**The request**
Retype the whole listing below word for word, keeping every number, comma and parenthesis as it stands.

**Records supplied**
★ ★ ★ ★

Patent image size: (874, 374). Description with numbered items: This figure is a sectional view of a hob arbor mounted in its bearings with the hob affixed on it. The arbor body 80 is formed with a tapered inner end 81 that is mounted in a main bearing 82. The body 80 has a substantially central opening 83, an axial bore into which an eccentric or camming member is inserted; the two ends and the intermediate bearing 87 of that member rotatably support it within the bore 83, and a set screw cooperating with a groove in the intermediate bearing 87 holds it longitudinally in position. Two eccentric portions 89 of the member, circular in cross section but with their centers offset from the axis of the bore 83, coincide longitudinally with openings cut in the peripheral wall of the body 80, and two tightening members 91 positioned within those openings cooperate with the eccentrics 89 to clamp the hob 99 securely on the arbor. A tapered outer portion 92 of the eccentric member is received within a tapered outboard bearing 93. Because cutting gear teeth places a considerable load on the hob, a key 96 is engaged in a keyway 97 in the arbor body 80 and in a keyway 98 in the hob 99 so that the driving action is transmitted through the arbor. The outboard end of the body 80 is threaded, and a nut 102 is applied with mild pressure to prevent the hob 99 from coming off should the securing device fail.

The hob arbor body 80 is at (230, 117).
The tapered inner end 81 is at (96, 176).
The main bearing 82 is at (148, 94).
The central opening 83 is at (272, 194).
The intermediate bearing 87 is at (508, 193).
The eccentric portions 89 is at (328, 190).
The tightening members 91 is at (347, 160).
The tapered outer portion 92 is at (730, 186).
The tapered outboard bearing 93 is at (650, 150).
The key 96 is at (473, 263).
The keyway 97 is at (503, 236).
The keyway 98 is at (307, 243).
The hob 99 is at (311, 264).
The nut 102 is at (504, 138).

★ ★ ★ ★

**Finished task**
Patent image size: (874, 374). Description with numbered items: This figure is a sectional view of a hob arbor mounted in its bearings with the hob affixed on it. The arbor body 80 is formed with a tapered inner end 81 that is mounted in a main bearing 82. The body 80 has a substantially central opening 83, an axial bore into which an eccentric or camming member is inserted; the two ends and the intermediate bearing 87 of that member rotatably support it within the bore 83, and a set screw cooperating with a groove in the intermediate bearing 87 holds it longitudinally in position. Two eccentric portions 89 of the member, circular in cross section but with their centers offset from the axis of the bore 83, coincide longitudinally with openings cut in the peripheral wall of the body 80, and two tightening members 91 positioned within those openings cooperate with the eccentrics 89 to clamp the hob 99 securely on the arbor. A tapered outer portion 92 of the eccentric member is received within a tapered outboard bearing 93. Because cutting gear teeth places a considerable load on the hob, a key 96 is engaged in a keyway 97 in the arbor body 80 and in a keyway 98 in the hob 99 so that the driving action is transmitted through the arbor. The outboard end of the body 80 is threaded, and a nut 102 is applied with mild pressure to prevent the hob 99 from coming off should the securing device fail.

The hob arbor body 80 is at (230, 117).
The tapered inner end 81 is at (96, 176).
The main bearing 82 is at (148, 94).
The central opening 83 is at (272, 194).
The intermediate bearing 87 is at (508, 193).
The eccentric portions 89 is at (328, 190).
The tightening members 91 is at (347, 160).
The tapered outer portion 92 is at (730, 186).
The tapered outboard bearing 93 is at (650, 150).
The key 96 is at (473, 263).
The keyway 97 is at (503, 236).
The keyway 98 is at (307, 243).
The hob 99 is at (311, 264).
The nut 102 is at (504, 138).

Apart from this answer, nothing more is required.